Exploring SQL Server 2016 Dynamic Data Masking – Part One – Creating a Table that uses Dynamic Data Masking

In this article about exploring SQL Server 2016 features I will start investigating a new feature known as Dynamic Data Masking. By using data masking you can obscure the real value of a data column with a masked value.  In this article I’ll be exploring the different features of how to hide the value of sensitive data by applying Dynamic Data Masking.

What is Dynamic Data Masking?

What exactly is Dynamic Data Masking?  Data masking takes a given column value and converts it into an obfuscated value.   This new feature obscures a table column value as the data is returned to the client.   The real data value is stored in a SQL Server table storage in an un-obfuscated format.  It is only when the data is returned to the client that the value is masked.  This allows you to make sure certain users only see obfuscated values and do not see the real data values. 

With the introduction of Dynamic Data Masking, Microsoft has provided a method to minimize the risk of exposing confidential data by providing a database driven method to mask confidential data.  Now the DBAs can define masking rules for confidential columns and then tie those masking rules to database user rights.  This allows some database users to see the data unobscured, while other can only see the masked value.  This new feature allows you to mask data in the database layer, without modifying any application code.

Type of Obfuscations Supported

To obfuscate a column of data in a table SQL Server 2016 provides four different obfuscation routines:  Default, Email, Custom String and Random.  The “Default” data masking routine will masked the data with a series of “X’s” for data types of: char, nchar, varchar, nvarchar, text, or ntext.   If the column being masked with the “Default” data masking routine is numeric (bigint, bit, decimal, int, money, numeric, smallint, smallmoney, tinyint, float, or real) then actual numeric value is replace with a masked value of zero.   For binary, varbinary and image columns the masked value is a 0 when the “Default” data masking routine is used.  For date columns (date, datetime2, datetime, datatimeoffset, smalldata, and time) that use the “Default” data masking routine then the date value will be represented as 01/01/1900 00:00:00.0000000 when the data is masked.   When the “Email” masking routine is used SQL Server takes the first character of the email address, and the domain suffix and creates an email address that looks something like GXXX@XXXX.com.  With the custom string masking type you can define how many beginning and ending characters of the column value you want to expose in clear text, and what masked value you want to specify for the middle of the column.   For the last masking type of “Random” SQL Server will mask any numeric data type with a random value, where a range can be specified for the different random values.

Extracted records
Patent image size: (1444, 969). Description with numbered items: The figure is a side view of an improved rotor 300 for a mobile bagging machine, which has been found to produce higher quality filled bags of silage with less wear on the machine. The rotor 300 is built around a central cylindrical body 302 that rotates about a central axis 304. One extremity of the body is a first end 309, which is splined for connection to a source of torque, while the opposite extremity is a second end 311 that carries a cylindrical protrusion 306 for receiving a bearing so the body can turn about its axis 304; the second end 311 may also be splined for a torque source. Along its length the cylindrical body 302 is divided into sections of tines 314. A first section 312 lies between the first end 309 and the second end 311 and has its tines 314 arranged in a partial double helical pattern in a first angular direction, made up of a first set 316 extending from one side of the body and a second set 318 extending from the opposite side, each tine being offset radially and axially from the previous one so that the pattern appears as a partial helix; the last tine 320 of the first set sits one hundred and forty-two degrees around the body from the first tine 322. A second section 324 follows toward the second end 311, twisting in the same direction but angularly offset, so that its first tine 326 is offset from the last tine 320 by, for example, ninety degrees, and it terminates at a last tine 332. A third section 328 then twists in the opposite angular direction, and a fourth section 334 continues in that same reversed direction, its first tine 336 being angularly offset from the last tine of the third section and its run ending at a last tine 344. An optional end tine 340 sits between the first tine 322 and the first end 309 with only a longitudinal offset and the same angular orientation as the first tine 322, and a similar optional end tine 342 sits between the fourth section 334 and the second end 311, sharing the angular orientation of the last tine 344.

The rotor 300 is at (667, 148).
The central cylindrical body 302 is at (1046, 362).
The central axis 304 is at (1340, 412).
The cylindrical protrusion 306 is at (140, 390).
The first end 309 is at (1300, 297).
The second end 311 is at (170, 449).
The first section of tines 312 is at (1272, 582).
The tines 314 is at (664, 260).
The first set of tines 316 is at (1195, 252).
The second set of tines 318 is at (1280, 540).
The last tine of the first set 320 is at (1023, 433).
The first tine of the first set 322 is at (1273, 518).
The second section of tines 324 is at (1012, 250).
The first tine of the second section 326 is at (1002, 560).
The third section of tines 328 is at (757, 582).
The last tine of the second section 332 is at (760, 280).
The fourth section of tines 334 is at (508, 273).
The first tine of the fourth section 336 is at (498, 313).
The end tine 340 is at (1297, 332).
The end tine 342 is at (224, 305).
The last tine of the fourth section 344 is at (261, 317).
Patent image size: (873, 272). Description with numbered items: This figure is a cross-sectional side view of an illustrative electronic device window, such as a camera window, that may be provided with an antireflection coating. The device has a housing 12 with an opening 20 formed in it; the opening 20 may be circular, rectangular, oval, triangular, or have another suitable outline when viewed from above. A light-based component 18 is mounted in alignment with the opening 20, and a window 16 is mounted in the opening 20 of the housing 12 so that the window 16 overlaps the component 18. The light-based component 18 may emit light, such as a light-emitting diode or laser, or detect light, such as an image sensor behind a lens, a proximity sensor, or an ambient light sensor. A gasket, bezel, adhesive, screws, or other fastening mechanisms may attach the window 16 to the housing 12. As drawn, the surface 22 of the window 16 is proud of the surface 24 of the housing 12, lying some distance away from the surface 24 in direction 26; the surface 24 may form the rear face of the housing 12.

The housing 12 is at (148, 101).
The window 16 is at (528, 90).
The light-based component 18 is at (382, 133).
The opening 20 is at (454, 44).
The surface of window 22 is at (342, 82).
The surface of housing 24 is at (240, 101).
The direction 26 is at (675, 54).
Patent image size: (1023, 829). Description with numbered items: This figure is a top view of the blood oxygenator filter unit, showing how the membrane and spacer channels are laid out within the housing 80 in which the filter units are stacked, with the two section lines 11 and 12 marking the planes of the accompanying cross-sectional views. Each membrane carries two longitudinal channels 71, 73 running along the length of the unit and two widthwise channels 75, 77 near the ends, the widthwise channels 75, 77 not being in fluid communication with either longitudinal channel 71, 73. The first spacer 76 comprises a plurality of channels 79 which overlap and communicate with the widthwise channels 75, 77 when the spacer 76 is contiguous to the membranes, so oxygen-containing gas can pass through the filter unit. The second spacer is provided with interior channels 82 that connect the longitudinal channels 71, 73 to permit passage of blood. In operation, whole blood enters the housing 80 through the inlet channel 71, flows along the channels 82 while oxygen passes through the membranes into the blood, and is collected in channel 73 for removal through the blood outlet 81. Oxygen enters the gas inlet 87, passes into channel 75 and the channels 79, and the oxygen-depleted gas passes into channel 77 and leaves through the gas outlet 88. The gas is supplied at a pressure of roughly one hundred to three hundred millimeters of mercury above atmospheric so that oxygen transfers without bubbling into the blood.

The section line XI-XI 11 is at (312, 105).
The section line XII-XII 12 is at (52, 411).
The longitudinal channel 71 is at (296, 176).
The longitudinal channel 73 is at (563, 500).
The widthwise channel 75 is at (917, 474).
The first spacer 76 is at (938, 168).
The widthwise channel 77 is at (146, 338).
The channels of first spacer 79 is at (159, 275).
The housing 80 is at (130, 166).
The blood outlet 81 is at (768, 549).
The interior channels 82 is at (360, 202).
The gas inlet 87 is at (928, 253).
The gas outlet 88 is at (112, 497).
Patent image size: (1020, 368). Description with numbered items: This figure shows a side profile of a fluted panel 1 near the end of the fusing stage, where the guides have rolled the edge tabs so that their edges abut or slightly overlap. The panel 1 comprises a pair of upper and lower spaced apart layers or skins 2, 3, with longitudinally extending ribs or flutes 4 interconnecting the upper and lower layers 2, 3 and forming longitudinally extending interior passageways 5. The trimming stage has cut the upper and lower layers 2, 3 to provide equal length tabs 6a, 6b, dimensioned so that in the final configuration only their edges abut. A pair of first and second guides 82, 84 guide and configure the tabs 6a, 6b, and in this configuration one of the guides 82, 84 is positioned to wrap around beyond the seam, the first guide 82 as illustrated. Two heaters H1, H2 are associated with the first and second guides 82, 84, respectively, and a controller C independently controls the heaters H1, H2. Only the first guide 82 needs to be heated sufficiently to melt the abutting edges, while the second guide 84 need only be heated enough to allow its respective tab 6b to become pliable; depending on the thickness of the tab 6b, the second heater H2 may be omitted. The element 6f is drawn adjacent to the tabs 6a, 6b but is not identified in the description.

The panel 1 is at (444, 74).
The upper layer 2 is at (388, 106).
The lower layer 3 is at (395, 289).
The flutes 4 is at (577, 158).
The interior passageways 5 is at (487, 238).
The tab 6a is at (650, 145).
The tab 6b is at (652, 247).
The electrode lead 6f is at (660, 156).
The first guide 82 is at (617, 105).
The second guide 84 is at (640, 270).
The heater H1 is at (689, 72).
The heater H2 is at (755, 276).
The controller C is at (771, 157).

▸ Written tasks:
• a. Retype the Dynamic Data Masking article from "In this article about" up to and including "real data values.".
• b. Lay out the records, from their start up to and including the line with "The cylindrical protrusion", as a two-column CSV with the columns record and answer. Give one row for each record, with its text and its answer each in one quoted field and line breaks turned into spaces.

▸ Expected outputs:
• a.
In this article about exploring SQL Server 2016 features I will start investigating a new feature known as Dynamic Data Masking. By using data masking you can obscure the real value of a data column with a masked value.  In this article I’ll be exploring the different features of how to hide the value of sensitive data by applying Dynamic Data Masking.

What is Dynamic Data Masking?

What exactly is Dynamic Data Masking?  Data masking takes a given column value and converts it into an obfuscated value.   This new feature obscures a table column value as the data is returned to the client.   The real data value is stored in a SQL Server table storage in an un-obfuscated format.  It is only when the data is returned to the client that the value is masked.  This allows you to make sure certain users only see obfuscated values and do not see the real data values.

• b.
record,answer
"Patent image size: (1444, 969). Description with numbered items: The figure is a side view of an improved rotor 300 for a mobile bagging machine, which has been found to produce higher quality filled bags of silage with less wear on the machine. The rotor 300 is built around a central cylindrical body 302 that rotates about a central axis 304. One extremity of the body is a first end 309, which is splined for connection to a source of torque, while the opposite extremity is a second end 311 that carries a cylindrical protrusion 306 for receiving a bearing so the body can turn about its axis 304; the second end 311 may also be splined for a torque source. Along its length the cylindrical body 302 is divided into sections of tines 314. A first section 312 lies between the first end 309 and the second end 311 and has its tines 314 arranged in a partial double helical pattern in a first angular direction, made up of a first set 316 extending from one side of the body and a second set 318 extending from the opposite side, each tine being offset radially and axially from the previous one so that the pattern appears as a partial helix; the last tine 320 of the first set sits one hundred and forty-two degrees around the body from the first tine 322. A second section 324 follows toward the second end 311, twisting in the same direction but angularly offset, so that its first tine 326 is offset from the last tine 320 by, for example, ninety degrees, and it terminates at a last tine 332. A third section 328 then twists in the opposite angular direction, and a fourth section 334 continues in that same reversed direction, its first tine 336 being angularly offset from the last tine of the third section and its run ending at a last tine 344. An optional end tine 340 sits between the first tine 322 and the first end 309 with only a longitudinal offset and the same angular orientation as the first tine 322, and a similar optional end tine 342 sits between the fourth section 334 and the second end 311, sharing the angular orientation of the last tine 344.","The rotor 300 is at (667, 148). The central cylindrical body 302 is at (1046, 362). The central axis 304 is at (1340, 412). The cylindrical protrusion 306 is at (140, 390)."